[Source data start]

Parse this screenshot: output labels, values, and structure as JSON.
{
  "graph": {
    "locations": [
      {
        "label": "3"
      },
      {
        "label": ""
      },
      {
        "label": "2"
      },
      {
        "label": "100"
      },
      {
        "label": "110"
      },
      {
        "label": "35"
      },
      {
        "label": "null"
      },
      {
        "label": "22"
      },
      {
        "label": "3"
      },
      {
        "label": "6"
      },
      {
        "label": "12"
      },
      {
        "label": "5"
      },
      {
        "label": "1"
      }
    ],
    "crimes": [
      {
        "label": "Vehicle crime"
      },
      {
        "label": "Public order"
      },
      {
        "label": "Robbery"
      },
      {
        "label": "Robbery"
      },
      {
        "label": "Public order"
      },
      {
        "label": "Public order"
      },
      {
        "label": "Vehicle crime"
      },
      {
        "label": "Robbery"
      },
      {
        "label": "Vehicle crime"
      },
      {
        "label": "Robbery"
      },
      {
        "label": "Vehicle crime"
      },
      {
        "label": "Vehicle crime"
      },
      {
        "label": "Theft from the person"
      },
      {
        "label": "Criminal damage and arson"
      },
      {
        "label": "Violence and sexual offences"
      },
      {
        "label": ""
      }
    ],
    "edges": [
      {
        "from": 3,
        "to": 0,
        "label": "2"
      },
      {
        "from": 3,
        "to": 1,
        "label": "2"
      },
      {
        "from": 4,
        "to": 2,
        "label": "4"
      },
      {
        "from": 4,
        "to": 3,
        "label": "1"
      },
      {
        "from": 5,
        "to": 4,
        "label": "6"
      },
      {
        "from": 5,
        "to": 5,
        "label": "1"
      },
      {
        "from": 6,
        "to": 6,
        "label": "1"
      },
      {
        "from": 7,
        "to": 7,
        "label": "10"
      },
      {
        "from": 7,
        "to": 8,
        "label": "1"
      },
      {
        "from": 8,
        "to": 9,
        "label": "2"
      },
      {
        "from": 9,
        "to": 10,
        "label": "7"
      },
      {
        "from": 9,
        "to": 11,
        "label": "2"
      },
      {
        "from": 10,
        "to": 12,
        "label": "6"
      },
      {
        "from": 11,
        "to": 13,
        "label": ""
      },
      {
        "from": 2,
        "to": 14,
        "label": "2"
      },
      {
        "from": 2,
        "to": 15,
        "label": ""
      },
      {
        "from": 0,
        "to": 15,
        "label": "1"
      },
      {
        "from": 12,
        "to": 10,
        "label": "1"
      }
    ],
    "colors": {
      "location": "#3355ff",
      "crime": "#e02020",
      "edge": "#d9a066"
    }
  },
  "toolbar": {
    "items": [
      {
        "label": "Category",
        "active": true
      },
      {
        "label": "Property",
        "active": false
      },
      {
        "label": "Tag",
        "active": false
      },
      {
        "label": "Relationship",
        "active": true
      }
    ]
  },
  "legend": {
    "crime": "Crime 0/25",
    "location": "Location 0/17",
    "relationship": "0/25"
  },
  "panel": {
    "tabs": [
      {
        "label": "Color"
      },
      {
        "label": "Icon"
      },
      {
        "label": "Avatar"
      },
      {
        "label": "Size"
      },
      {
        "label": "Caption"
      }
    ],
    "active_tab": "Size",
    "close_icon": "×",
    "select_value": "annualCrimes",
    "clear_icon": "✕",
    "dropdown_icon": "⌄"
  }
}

[Source data end]

Required work: Go through the records above and retype each one exactly.

The completed task:
Parse this screenshot: output labels, values, and structure as JSON.
{
  "graph": {
    "locations": [
      {
        "label": "3"
      },
      {
        "label": ""
      },
      {
        "label": "2"
      },
      {
        "label": "100"
      },
      {
        "label": "110"
      },
      {
        "label": "35"
      },
      {
        "label": "null"
      },
      {
        "label": "22"
      },
      {
        "label": "3"
      },
      {
        "label": "6"
      },
      {
        "label": "12"
      },
      {
        "label": "5"
      },
      {
        "label": "1"
      }
    ],
    "crimes": [
      {
        "label": "Vehicle crime"
      },
      {
        "label": "Public order"
      },
      {
        "label": "Robbery"
      },
      {
        "label": "Robbery"
      },
      {
        "label": "Public order"
      },
      {
        "label": "Public order"
      },
      {
        "label": "Vehicle crime"
      },
      {
        "label": "Robbery"
      },
      {
        "label": "Vehicle crime"
      },
      {
        "label": "Robbery"
      },
      {
        "label": "Vehicle crime"
      },
      {
        "label": "Vehicle crime"
      },
      {
        "label": "Theft from the person"
      },
      {
        "label": "Criminal damage and arson"
      },
      {
        "label": "Violence and sexual offences"
      },
      {
        "label": ""
      }
    ],
    "edges": [
      {
        "from": 3,
        "to": 0,
        "label": "2"
      },
      {
        "from": 3,
        "to": 1,
        "label": "2"
      },
      {
        "from": 4,
        "to": 2,
        "label": "4"
      },
      {
        "from": 4,
        "to": 3,
        "label": "1"
      },
      {
        "from": 5,
        "to": 4,
        "label": "6"
      },
      {
        "from": 5,
        "to": 5,
        "label": "1"
      },
      {
        "from": 6,
        "to": 6,
        "label": "1"
      },
      {
        "from": 7,
        "to": 7,
        "label": "10"
      },
      {
        "from": 7,
        "to": 8,
        "label": "1"
      },
      {
        "from": 8,
        "to": 9,
        "label": "2"
      },
      {
        "from": 9,
        "to": 10,
        "label": "7"
      },
      {
        "from": 9,
        "to": 11,
        "label": "2"
      },
      {
        "from": 10,
        "to": 12,
        "label": "6"
      },
      {
        "from": 11,
        "to": 13,
        "label": ""
      },
      {
        "from": 2,
        "to": 14,
        "label": "2"
      },
      {
        "from": 2,
        "to": 15,
        "label": ""
      },
      {
        "from": 0,
        "to": 15,
        "label": "1"
      },
      {
        "from": 12,
        "to": 10,
        "label": "1"
      }
    ],
    "colors": {
      "location": "#3355ff",
      "crime": "#e02020",
      "edge": "#d9a066"
    }
  },
  "toolbar": {
    "items": [
      {
        "label": "Category",
        "active": true
      },
      {
        "label": "Property",
        "active": false
      },
      {
        "label": "Tag",
        "active": false
      },
      {
        "label": "Relationship",
        "active": true
      }
    ]
  },
  "legend": {
    "crime": "Crime 0/25",
    "location": "Location 0/17",
    "relationship": "0/25"
  },
  "panel": {
    "tabs": [
      {
        "label": "Color"
      },
      {
        "label": "Icon"
      },
      {
        "label": "Avatar"
      },
      {
        "label": "Size"
      },
      {
        "label": "Caption"
      }
    ],
    "active_tab": "Size",
    "close_icon": "×",
    "select_value": "annualCrimes",
    "clear_icon": "✕",
    "dropdown_icon": "⌄"
  }
}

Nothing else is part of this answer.